--- begin THE INPUT ---

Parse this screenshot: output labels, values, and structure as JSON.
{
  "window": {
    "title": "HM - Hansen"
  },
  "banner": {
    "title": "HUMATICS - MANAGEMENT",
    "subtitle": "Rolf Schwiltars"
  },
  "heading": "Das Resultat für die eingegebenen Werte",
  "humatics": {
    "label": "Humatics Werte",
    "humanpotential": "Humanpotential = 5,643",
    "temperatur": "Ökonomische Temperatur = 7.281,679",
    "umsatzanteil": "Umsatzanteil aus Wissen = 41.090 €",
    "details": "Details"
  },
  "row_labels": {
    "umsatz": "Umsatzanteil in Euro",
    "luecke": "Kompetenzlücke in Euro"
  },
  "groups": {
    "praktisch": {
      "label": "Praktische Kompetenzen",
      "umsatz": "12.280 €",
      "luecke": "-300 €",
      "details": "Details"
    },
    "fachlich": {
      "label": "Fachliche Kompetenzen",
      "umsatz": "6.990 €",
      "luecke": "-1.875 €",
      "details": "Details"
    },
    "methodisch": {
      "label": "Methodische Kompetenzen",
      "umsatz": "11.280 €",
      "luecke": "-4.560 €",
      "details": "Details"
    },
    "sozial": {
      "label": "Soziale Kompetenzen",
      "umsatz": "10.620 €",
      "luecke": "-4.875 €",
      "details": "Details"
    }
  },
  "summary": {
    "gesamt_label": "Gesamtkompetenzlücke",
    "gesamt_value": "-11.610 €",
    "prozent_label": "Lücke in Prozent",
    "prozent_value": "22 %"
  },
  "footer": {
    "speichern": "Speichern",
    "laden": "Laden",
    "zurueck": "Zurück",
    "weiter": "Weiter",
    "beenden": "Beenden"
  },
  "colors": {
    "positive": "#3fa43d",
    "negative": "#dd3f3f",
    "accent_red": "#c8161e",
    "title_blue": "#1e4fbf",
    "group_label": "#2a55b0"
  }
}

--- end THE INPUT ---

WHAT YOU ARE ASKED TO DO —
Exactly as shown above, return every record.

OUTPUT OF THE EXERCISE —
Parse this screenshot: output labels, values, and structure as JSON.
{
  "window": {
    "title": "HM - Hansen"
  },
  "banner": {
    "title": "HUMATICS - MANAGEMENT",
    "subtitle": "Rolf Schwiltars"
  },
  "heading": "Das Resultat für die eingegebenen Werte",
  "humatics": {
    "label": "Humatics Werte",
    "humanpotential": "Humanpotential = 5,643",
    "temperatur": "Ökonomische Temperatur = 7.281,679",
    "umsatzanteil": "Umsatzanteil aus Wissen = 41.090 €",
    "details": "Details"
  },
  "row_labels": {
    "umsatz": "Umsatzanteil in Euro",
    "luecke": "Kompetenzlücke in Euro"
  },
  "groups": {
    "praktisch": {
      "label": "Praktische Kompetenzen",
      "umsatz": "12.280 €",
      "luecke": "-300 €",
      "details": "Details"
    },
    "fachlich": {
      "label": "Fachliche Kompetenzen",
      "umsatz": "6.990 €",
      "luecke": "-1.875 €",
      "details": "Details"
    },
    "methodisch": {
      "label": "Methodische Kompetenzen",
      "umsatz": "11.280 €",
      "luecke": "-4.560 €",
      "details": "Details"
    },
    "sozial": {
      "label": "Soziale Kompetenzen",
      "umsatz": "10.620 €",
      "luecke": "-4.875 €",
      "details": "Details"
    }
  },
  "summary": {
    "gesamt_label": "Gesamtkompetenzlücke",
    "gesamt_value": "-11.610 €",
    "prozent_label": "Lücke in Prozent",
    "prozent_value": "22 %"
  },
  "footer": {
    "speichern": "Speichern",
    "laden": "Laden",
    "zurueck": "Zurück",
    "weiter": "Weiter",
    "beenden": "Beenden"
  },
  "colors": {
    "positive": "#3fa43d",
    "negative": "#dd3f3f",
    "accent_red": "#c8161e",
    "title_blue": "#1e4fbf",
    "group_label": "#2a55b0"
  }
}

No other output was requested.